(Saved data entries)
○ ○ ○ ○

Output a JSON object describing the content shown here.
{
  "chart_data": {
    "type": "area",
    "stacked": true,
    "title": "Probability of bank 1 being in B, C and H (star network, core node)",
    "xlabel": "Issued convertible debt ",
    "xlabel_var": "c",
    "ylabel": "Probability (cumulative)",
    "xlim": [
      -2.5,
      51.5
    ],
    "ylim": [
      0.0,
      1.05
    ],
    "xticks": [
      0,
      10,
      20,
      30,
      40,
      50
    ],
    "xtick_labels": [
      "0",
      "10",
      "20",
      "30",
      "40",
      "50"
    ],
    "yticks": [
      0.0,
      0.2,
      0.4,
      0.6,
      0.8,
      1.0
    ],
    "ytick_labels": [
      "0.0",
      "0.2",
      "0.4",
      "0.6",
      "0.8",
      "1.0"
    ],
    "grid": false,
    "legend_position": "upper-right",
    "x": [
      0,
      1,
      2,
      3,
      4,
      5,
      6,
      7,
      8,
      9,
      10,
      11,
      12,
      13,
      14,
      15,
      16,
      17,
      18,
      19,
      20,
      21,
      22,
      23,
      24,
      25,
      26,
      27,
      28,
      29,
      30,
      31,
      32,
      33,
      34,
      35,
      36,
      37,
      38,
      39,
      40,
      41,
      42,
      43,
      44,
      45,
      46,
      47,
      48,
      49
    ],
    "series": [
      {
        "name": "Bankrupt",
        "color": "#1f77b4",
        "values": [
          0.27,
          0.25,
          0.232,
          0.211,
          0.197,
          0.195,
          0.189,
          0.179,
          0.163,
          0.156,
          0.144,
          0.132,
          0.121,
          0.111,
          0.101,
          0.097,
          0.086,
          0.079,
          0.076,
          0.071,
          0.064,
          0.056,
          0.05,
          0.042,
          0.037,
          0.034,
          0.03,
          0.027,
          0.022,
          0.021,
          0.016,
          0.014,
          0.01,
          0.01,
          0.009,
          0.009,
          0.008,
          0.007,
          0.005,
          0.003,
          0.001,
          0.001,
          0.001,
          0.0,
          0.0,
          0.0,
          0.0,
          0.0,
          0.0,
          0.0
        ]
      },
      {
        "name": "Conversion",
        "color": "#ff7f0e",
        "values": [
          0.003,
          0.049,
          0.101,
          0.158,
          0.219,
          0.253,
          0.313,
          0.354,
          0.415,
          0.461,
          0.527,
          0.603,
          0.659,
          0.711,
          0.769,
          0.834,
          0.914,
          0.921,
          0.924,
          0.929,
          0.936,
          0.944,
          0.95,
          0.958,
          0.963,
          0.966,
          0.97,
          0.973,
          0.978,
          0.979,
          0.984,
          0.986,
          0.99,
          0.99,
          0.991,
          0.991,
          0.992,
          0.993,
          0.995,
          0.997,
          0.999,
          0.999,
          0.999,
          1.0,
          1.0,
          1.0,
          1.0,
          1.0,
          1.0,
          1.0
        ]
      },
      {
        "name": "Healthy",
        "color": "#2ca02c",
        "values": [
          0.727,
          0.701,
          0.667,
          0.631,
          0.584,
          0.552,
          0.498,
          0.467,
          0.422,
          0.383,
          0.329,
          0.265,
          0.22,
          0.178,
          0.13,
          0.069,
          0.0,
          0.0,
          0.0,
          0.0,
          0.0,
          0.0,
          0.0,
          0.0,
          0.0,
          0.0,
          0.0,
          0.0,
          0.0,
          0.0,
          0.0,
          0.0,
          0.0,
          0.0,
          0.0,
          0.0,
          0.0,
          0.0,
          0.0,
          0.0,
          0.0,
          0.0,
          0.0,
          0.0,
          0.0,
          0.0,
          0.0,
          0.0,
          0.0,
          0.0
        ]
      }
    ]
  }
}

○ ○ ○ ○

• What needs to be done:
Reproduce the material precisely, including every line.

• Output for this exercise:
Output a JSON object describing the content shown here.
{
  "chart_data": {
    "type": "area",
    "stacked": true,
    "title": "Probability of bank 1 being in B, C and H (star network, core node)",
    "xlabel": "Issued convertible debt ",
    "xlabel_var": "c",
    "ylabel": "Probability (cumulative)",
    "xlim": [
      -2.5,
      51.5
    ],
    "ylim": [
      0.0,
      1.05
    ],
    "xticks": [
      0,
      10,
      20,
      30,
      40,
      50
    ],
    "xtick_labels": [
      "0",
      "10",
      "20",
      "30",
      "40",
      "50"
    ],
    "yticks": [
      0.0,
      0.2,
      0.4,
      0.6,
      0.8,
      1.0
    ],
    "ytick_labels": [
      "0.0",
      "0.2",
      "0.4",
      "0.6",
      "0.8",
      "1.0"
    ],
    "grid": false,
    "legend_position": "upper-right",
    "x": [
      0,
      1,
      2,
      3,
      4,
      5,
      6,
      7,
      8,
      9,
      10,
      11,
      12,
      13,
      14,
      15,
      16,
      17,
      18,
      19,
      20,
      21,
      22,
      23,
      24,
      25,
      26,
      27,
      28,
      29,
      30,
      31,
      32,
      33,
      34,
      35,
      36,
      37,
      38,
      39,
      40,
      41,
      42,
      43,
      44,
      45,
      46,
      47,
      48,
      49
    ],
    "series": [
      {
        "name": "Bankrupt",
        "color": "#1f77b4",
        "values": [
          0.27,
          0.25,
          0.232,
          0.211,
          0.197,
          0.195,
          0.189,
          0.179,
          0.163,
          0.156,
          0.144,
          0.132,
          0.121,
          0.111,
          0.101,
          0.097,
          0.086,
          0.079,
          0.076,
          0.071,
          0.064,
          0.056,
          0.05,
          0.042,
          0.037,
          0.034,
          0.03,
          0.027,
          0.022,
          0.021,
          0.016,
          0.014,
          0.01,
          0.01,
          0.009,
          0.009,
          0.008,
          0.007,
          0.005,
          0.003,
          0.001,
          0.001,
          0.001,
          0.0,
          0.0,
          0.0,
          0.0,
          0.0,
          0.0,
          0.0
        ]
      },
      {
        "name": "Conversion",
        "color": "#ff7f0e",
        "values": [
          0.003,
          0.049,
          0.101,
          0.158,
          0.219,
          0.253,
          0.313,
          0.354,
          0.415,
          0.461,
          0.527,
          0.603,
          0.659,
          0.711,
          0.769,
          0.834,
          0.914,
          0.921,
          0.924,
          0.929,
          0.936,
          0.944,
          0.95,
          0.958,
          0.963,
          0.966,
          0.97,
          0.973,
          0.978,
          0.979,
          0.984,
          0.986,
          0.99,
          0.99,
          0.991,
          0.991,
          0.992,
          0.993,
          0.995,
          0.997,
          0.999,
          0.999,
          0.999,
          1.0,
          1.0,
          1.0,
          1.0,
          1.0,
          1.0,
          1.0
        ]
      },
      {
        "name": "Healthy",
        "color": "#2ca02c",
        "values": [
          0.727,
          0.701,
          0.667,
          0.631,
          0.584,
          0.552,
          0.498,
          0.467,
          0.422,
          0.383,
          0.329,
          0.265,
          0.22,
          0.178,
          0.13,
          0.069,
          0.0,
          0.0,
          0.0,
          0.0,
          0.0,
          0.0,
          0.0,
          0.0,
          0.0,
          0.0,
          0.0,
          0.0,
          0.0,
          0.0,
          0.0,
          0.0,
          0.0,
          0.0,
          0.0,
          0.0,
          0.0,
          0.0,
          0.0,
          0.0,
          0.0,
          0.0,
          0.0,
          0.0,
          0.0,
          0.0,
          0.0,
          0.0,
          0.0,
          0.0
        ]
      }
    ]
  }
}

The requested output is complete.